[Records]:
▬▬▬▬▬▬▬▬▬▬
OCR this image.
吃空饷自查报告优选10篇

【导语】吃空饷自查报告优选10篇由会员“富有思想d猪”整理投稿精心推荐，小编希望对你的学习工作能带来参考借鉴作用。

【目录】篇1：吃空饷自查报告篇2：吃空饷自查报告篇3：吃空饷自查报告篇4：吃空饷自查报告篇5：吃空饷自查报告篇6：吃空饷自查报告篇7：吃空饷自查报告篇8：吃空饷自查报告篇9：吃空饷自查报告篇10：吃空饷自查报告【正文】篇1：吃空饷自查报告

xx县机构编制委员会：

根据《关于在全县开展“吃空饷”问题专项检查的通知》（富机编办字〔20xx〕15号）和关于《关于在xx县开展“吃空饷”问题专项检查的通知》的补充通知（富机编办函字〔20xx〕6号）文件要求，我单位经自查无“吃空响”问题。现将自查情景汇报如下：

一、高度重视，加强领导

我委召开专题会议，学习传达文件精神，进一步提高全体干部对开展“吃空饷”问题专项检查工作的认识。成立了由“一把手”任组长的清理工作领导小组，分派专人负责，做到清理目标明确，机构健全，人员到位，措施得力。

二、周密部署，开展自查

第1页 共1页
▬▬▬▬▬▬▬▬▬▬
[Work required]: Every entry above needs to be quoted exactly.

[Solution for this exercise]:
OCR this image.
吃空饷自查报告优选10篇

【导语】吃空饷自查报告优选10篇由会员“富有思想d猪”整理投稿精心推荐，小编希望对你的学习工作能带来参考借鉴作用。

【目录】篇1：吃空饷自查报告篇2：吃空饷自查报告篇3：吃空饷自查报告篇4：吃空饷自查报告篇5：吃空饷自查报告篇6：吃空饷自查报告篇7：吃空饷自查报告篇8：吃空饷自查报告篇9：吃空饷自查报告篇10：吃空饷自查报告【正文】篇1：吃空饷自查报告

xx县机构编制委员会：

根据《关于在全县开展“吃空饷”问题专项检查的通知》（富机编办字〔20xx〕15号）和关于《关于在xx县开展“吃空饷”问题专项检查的通知》的补充通知（富机编办函字〔20xx〕6号）文件要求，我单位经自查无“吃空响”问题。现将自查情景汇报如下：

一、高度重视，加强领导

我委召开专题会议，学习传达文件精神，进一步提高全体干部对开展“吃空饷”问题专项检查工作的认识。成立了由“一把手”任组长的清理工作领导小组，分派专人负责，做到清理目标明确，机构健全，人员到位，措施得力。

二、周密部署，开展自查

第1页 共1页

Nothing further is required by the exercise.